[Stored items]
== == ==
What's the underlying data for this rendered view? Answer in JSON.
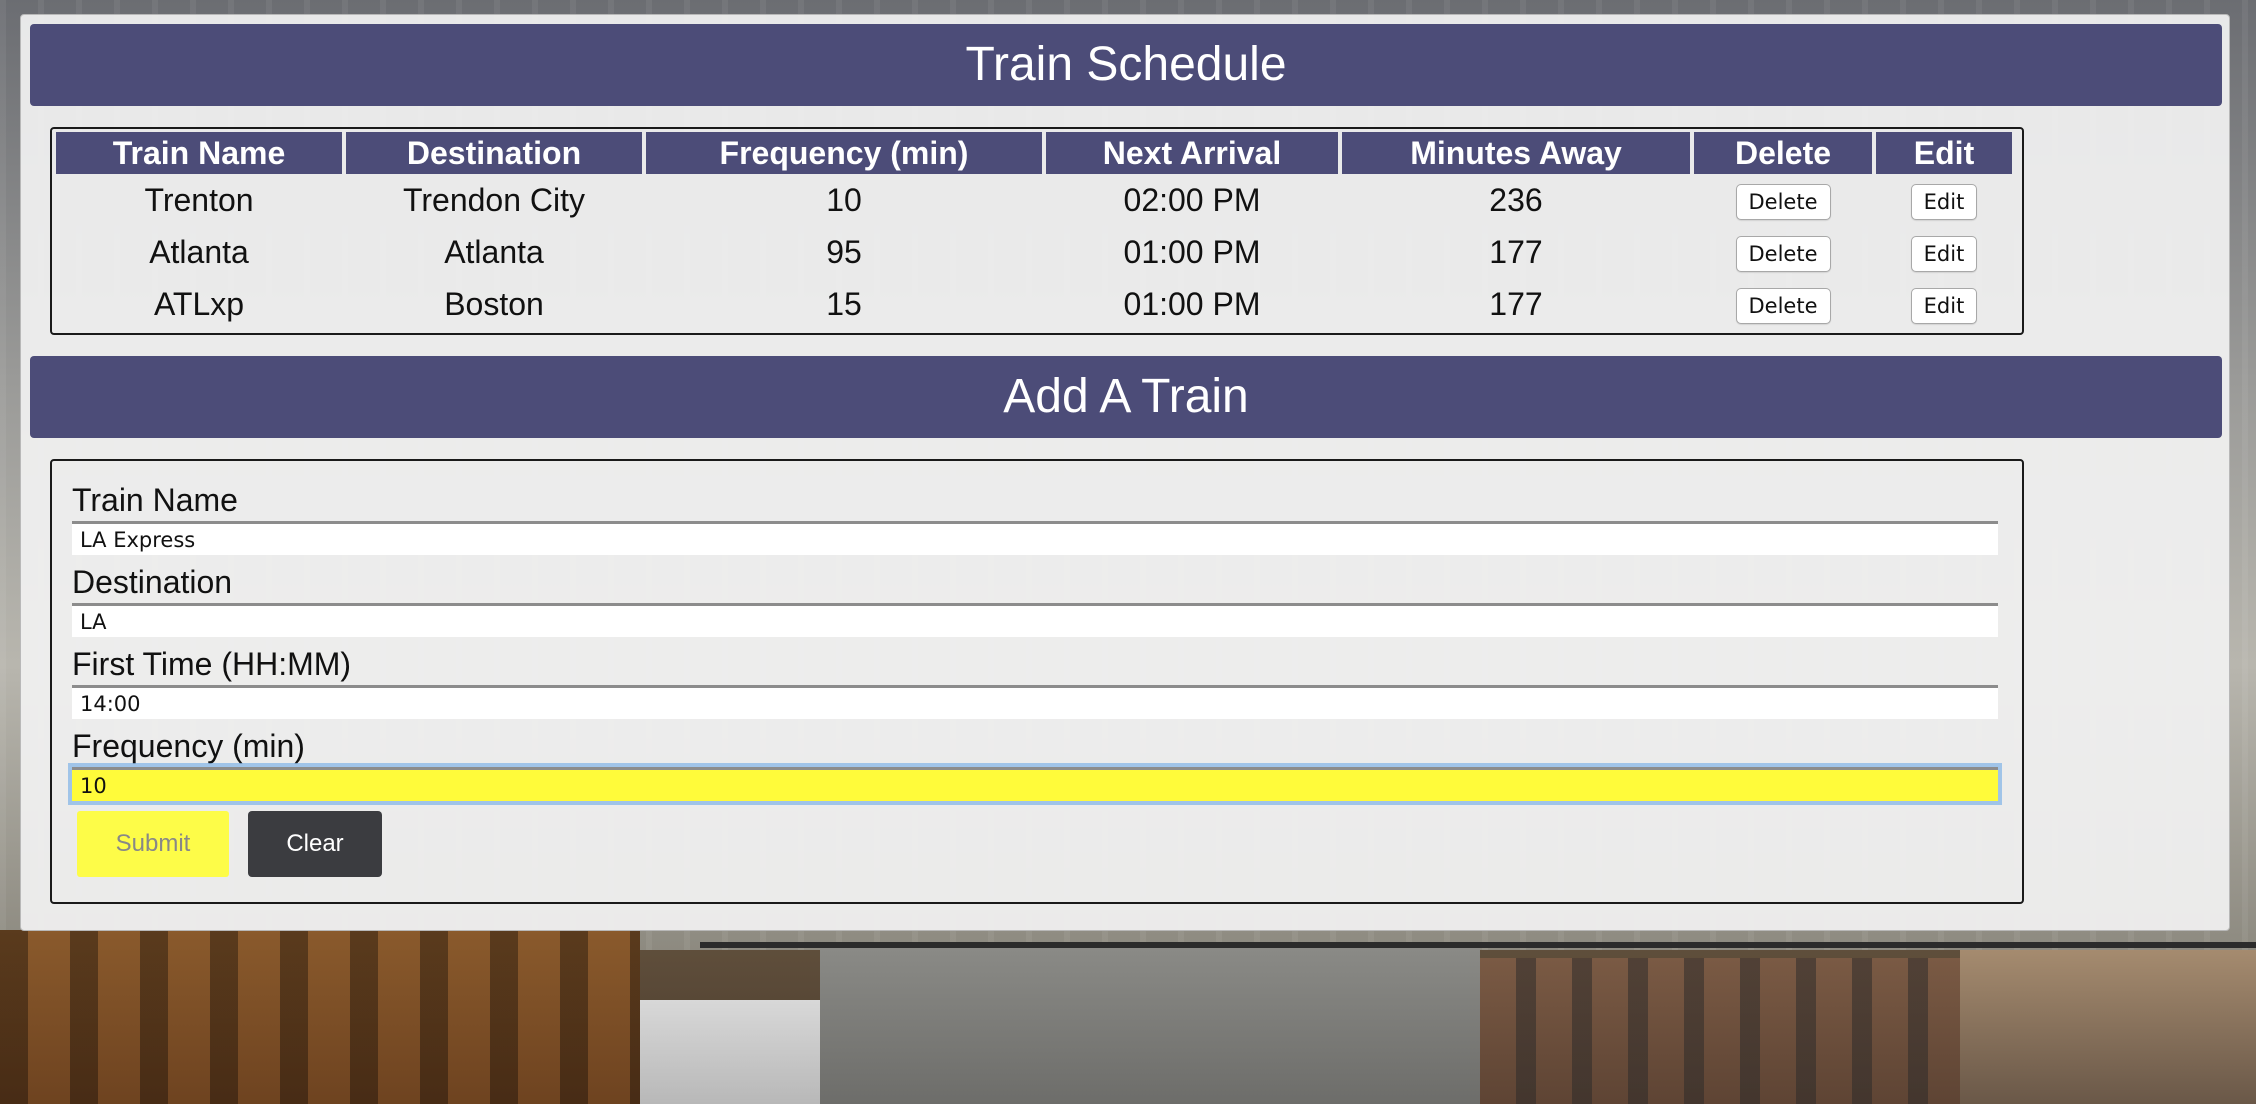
{
  "schedule": {
    "title": "Train Schedule",
    "columns": [
      "Train Name",
      "Destination",
      "Frequency (min)",
      "Next Arrival",
      "Minutes Away",
      "Delete",
      "Edit"
    ],
    "rows": [
      {
        "name": "Trenton",
        "destination": "Trendon City",
        "frequency": "10",
        "next_arrival": "02:00 PM",
        "minutes_away": "236",
        "delete_label": "Delete",
        "edit_label": "Edit"
      },
      {
        "name": "Atlanta",
        "destination": "Atlanta",
        "frequency": "95",
        "next_arrival": "01:00 PM",
        "minutes_away": "177",
        "delete_label": "Delete",
        "edit_label": "Edit"
      },
      {
        "name": "ATLxp",
        "destination": "Boston",
        "frequency": "15",
        "next_arrival": "01:00 PM",
        "minutes_away": "177",
        "delete_label": "Delete",
        "edit_label": "Edit"
      }
    ]
  },
  "form": {
    "title": "Add A Train",
    "train_name": {
      "label": "Train Name",
      "value": "LA Express"
    },
    "destination": {
      "label": "Destination",
      "value": "LA"
    },
    "first_time": {
      "label": "First Time (HH:MM)",
      "value": "14:00"
    },
    "frequency": {
      "label": "Frequency (min)",
      "value": "10"
    },
    "submit_label": "Submit",
    "clear_label": "Clear"
  },
  "colors": {
    "banner": "#4c4c78",
    "focused_input": "#fffb3a",
    "submit_button": "#fdfc48",
    "clear_button": "#3b3c40"
  }
}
== == ==
GOAL OF THE EXERCISE:
Using the data above, write out every line exactly, leaving the images behind.

FULL OUTPUT:
What's the underlying data for this rendered view? Answer in JSON.
{
  "schedule": {
    "title": "Train Schedule",
    "columns": [
      "Train Name",
      "Destination",
      "Frequency (min)",
      "Next Arrival",
      "Minutes Away",
      "Delete",
      "Edit"
    ],
    "rows": [
      {
        "name": "Trenton",
        "destination": "Trendon City",
        "frequency": "10",
        "next_arrival": "02:00 PM",
        "minutes_away": "236",
        "delete_label": "Delete",
        "edit_label": "Edit"
      },
      {
        "name": "Atlanta",
        "destination": "Atlanta",
        "frequency": "95",
        "next_arrival": "01:00 PM",
        "minutes_away": "177",
        "delete_label": "Delete",
        "edit_label": "Edit"
      },
      {
        "name": "ATLxp",
        "destination": "Boston",
        "frequency": "15",
        "next_arrival": "01:00 PM",
        "minutes_away": "177",
        "delete_label": "Delete",
        "edit_label": "Edit"
      }
    ]
  },
  "form": {
    "title": "Add A Train",
    "train_name": {
      "label": "Train Name",
      "value": "LA Express"
    },
    "destination": {
      "label": "Destination",
      "value": "LA"
    },
    "first_time": {
      "label": "First Time (HH:MM)",
      "value": "14:00"
    },
    "frequency": {
      "label": "Frequency (min)",
      "value": "10"
    },
    "submit_label": "Submit",
    "clear_label": "Clear"
  },
  "colors": {
    "banner": "#4c4c78",
    "focused_input": "#fffb3a",
    "submit_button": "#fdfc48",
    "clear_button": "#3b3c40"
  }
}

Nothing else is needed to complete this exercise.